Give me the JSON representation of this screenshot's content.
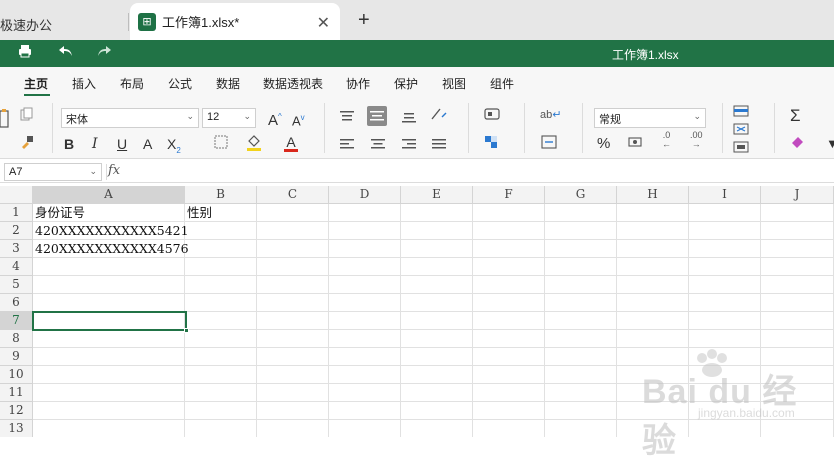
{
  "tabs": {
    "inactive_label": "极速办公",
    "active_icon": "⊞",
    "active_label": "工作簿1.xlsx*",
    "close_glyph": "✕",
    "add_glyph": "+"
  },
  "titlebar": {
    "doc_title": "工作簿1.xlsx"
  },
  "menu": {
    "items": [
      "主页",
      "插入",
      "布局",
      "公式",
      "数据",
      "数据透视表",
      "协作",
      "保护",
      "视图",
      "组件"
    ]
  },
  "toolbar": {
    "font_name": "宋体",
    "font_size": "12",
    "number_format": "常规",
    "font_grow": "A",
    "font_shrink": "A",
    "bold": "B",
    "italic": "I",
    "underline": "U",
    "strikethrough": "A",
    "subscript": "X",
    "font_color": "A",
    "percent": "%",
    "sum": "Σ",
    "wrap": "ab"
  },
  "formula_bar": {
    "name_box": "A7",
    "fx": "fx",
    "value": ""
  },
  "grid": {
    "columns": [
      "A",
      "B",
      "C",
      "D",
      "E",
      "F",
      "G",
      "H",
      "I",
      "J"
    ],
    "rows": [
      "1",
      "2",
      "3",
      "4",
      "5",
      "6",
      "7",
      "8",
      "9",
      "10",
      "11",
      "12",
      "13"
    ],
    "selected_cell": "A7",
    "cells": {
      "A1": "身份证号",
      "B1": "性别",
      "A2": "420XXXXXXXXXXX5421",
      "A3": "420XXXXXXXXXXX4576"
    }
  },
  "watermark": {
    "text": "Bai du 经验",
    "sub": "jingyan.baidu.com"
  },
  "colors": {
    "brand": "#217346",
    "title_bar": "#217346",
    "tab_bar": "#e7e7e7"
  }
}
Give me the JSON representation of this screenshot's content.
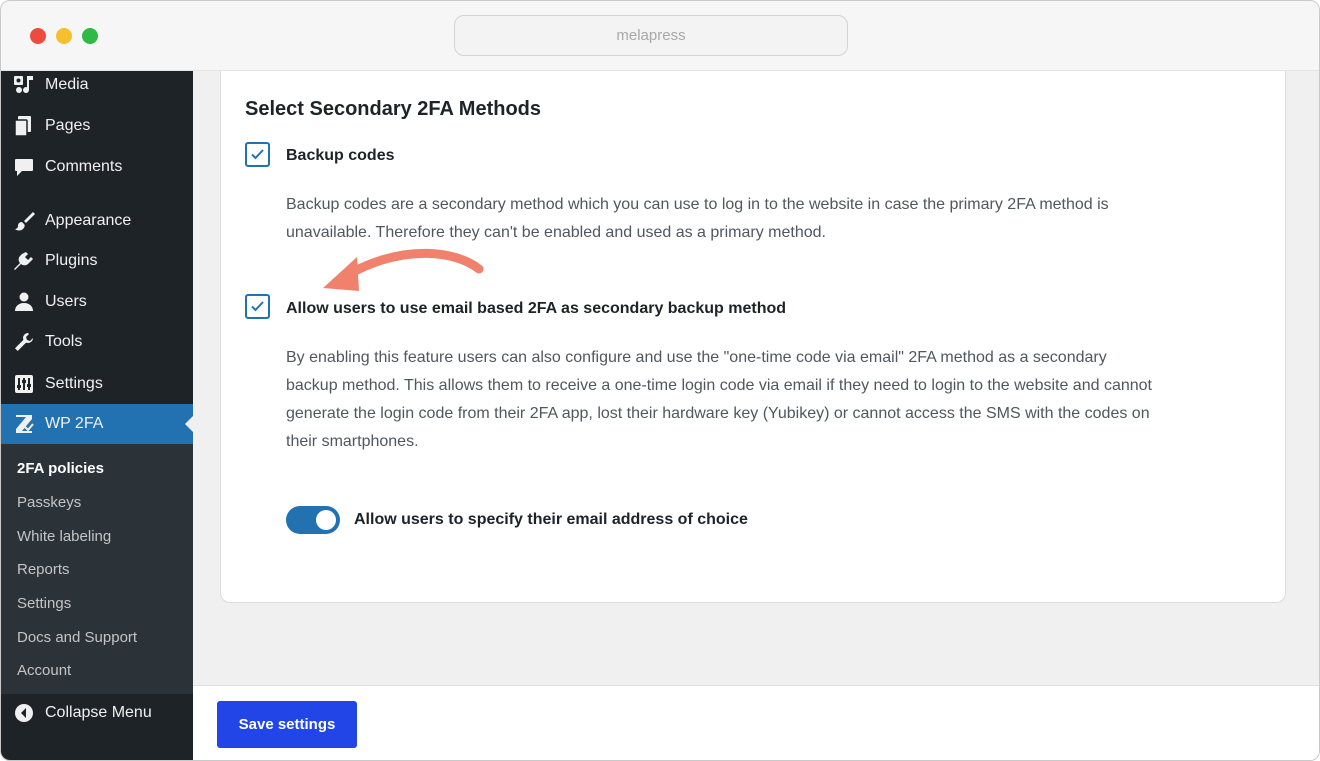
{
  "browser": {
    "url_text": "melapress"
  },
  "sidebar": {
    "items": [
      {
        "label": "Media",
        "icon": "media-icon"
      },
      {
        "label": "Pages",
        "icon": "pages-icon"
      },
      {
        "label": "Comments",
        "icon": "comments-icon"
      },
      {
        "label": "Appearance",
        "icon": "appearance-icon"
      },
      {
        "label": "Plugins",
        "icon": "plugins-icon"
      },
      {
        "label": "Users",
        "icon": "users-icon"
      },
      {
        "label": "Tools",
        "icon": "tools-icon"
      },
      {
        "label": "Settings",
        "icon": "settings-icon"
      },
      {
        "label": "WP 2FA",
        "icon": "wp2fa-icon",
        "active": true
      }
    ],
    "submenu": [
      "2FA policies",
      "Passkeys",
      "White labeling",
      "Reports",
      "Settings",
      "Docs and Support",
      "Account"
    ],
    "current_submenu": "2FA policies",
    "collapse_label": "Collapse Menu"
  },
  "main": {
    "heading": "Select Secondary 2FA Methods",
    "backup_codes": {
      "label": "Backup codes",
      "checked": true,
      "desc_line1": "Backup codes are a secondary method which you can use to log in to the website in case the primary 2FA method is",
      "desc_line2": "unavailable. Therefore they can't be enabled and used as a primary method."
    },
    "email_backup": {
      "label": "Allow users to use email based 2FA as secondary backup method",
      "checked": true,
      "desc_line1": "By enabling this feature users can also configure and use the \"one-time code via email\" 2FA method as a secondary",
      "desc_line2": "backup method. This allows them to receive a one-time login code via email if they need to login to the website and cannot",
      "desc_line3": "generate the login code from their 2FA app, lost their hardware key (Yubikey) or cannot access the SMS with the codes on",
      "desc_line4": "their smartphones."
    },
    "email_choice_toggle": {
      "label": "Allow users to specify their email address of choice",
      "on": true
    }
  },
  "footer": {
    "save_label": "Save settings"
  },
  "colors": {
    "accent": "#2271b1",
    "save_button": "#2145e6",
    "arrow": "#f0826d",
    "sidebar_bg": "#1d2327"
  }
}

____

● **Task instructions**
Every line that holds the word "true" counts once; state the total number of such lines and nothing else.

● **Solution for this problem**
4